*INSTRUCTIONS TO FOLLOW*
Print out the material that follows word for word.

+ + + +

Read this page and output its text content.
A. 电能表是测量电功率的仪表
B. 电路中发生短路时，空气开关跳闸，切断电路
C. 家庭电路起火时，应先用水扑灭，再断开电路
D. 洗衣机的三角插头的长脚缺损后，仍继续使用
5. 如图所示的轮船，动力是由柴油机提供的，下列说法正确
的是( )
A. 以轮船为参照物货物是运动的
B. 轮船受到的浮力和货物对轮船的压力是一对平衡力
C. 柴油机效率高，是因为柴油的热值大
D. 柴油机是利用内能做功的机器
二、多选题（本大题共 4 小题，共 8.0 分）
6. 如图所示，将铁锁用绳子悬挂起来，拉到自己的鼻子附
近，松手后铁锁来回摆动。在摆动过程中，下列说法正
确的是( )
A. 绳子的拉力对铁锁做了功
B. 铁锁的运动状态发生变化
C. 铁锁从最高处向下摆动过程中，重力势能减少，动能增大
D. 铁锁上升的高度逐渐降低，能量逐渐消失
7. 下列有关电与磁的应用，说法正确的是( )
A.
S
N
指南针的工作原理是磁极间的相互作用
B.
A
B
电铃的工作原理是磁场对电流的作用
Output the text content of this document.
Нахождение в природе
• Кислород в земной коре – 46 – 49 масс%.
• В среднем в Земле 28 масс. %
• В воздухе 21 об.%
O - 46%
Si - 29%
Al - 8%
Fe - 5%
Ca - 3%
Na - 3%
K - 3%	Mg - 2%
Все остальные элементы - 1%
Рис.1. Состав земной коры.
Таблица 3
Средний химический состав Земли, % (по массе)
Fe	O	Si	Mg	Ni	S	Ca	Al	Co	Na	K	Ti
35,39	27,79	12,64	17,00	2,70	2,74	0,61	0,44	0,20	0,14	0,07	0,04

+ + + +

*RESULT FOR THIS EXERCISE*
Read this page and output its text content.
A. 电能表是测量电功率的仪表
B. 电路中发生短路时，空气开关跳闸，切断电路
C. 家庭电路起火时，应先用水扑灭，再断开电路
D. 洗衣机的三角插头的长脚缺损后，仍继续使用
5. 如图所示的轮船，动力是由柴油机提供的，下列说法正确
的是( )
A. 以轮船为参照物货物是运动的
B. 轮船受到的浮力和货物对轮船的压力是一对平衡力
C. 柴油机效率高，是因为柴油的热值大
D. 柴油机是利用内能做功的机器
二、多选题（本大题共 4 小题，共 8.0 分）
6. 如图所示，将铁锁用绳子悬挂起来，拉到自己的鼻子附
近，松手后铁锁来回摆动。在摆动过程中，下列说法正
确的是( )
A. 绳子的拉力对铁锁做了功
B. 铁锁的运动状态发生变化
C. 铁锁从最高处向下摆动过程中，重力势能减少，动能增大
D. 铁锁上升的高度逐渐降低，能量逐渐消失
7. 下列有关电与磁的应用，说法正确的是( )
A.
S
N
指南针的工作原理是磁极间的相互作用
B.
A
B
电铃的工作原理是磁场对电流的作用
Output the text content of this document.
Нахождение в природе
• Кислород в земной коре – 46 – 49 масс%.
• В среднем в Земле 28 масс. %
• В воздухе 21 об.%
O - 46%
Si - 29%
Al - 8%
Fe - 5%
Ca - 3%
Na - 3%
K - 3%	Mg - 2%
Все остальные элементы - 1%
Рис.1. Состав земной коры.
Таблица 3
Средний химический состав Земли, % (по массе)
Fe	O	Si	Mg	Ni	S	Ca	Al	Co	Na	K	Ti
35,39	27,79	12,64	17,00	2,70	2,74	0,61	0,44	0,20	0,14	0,07	0,04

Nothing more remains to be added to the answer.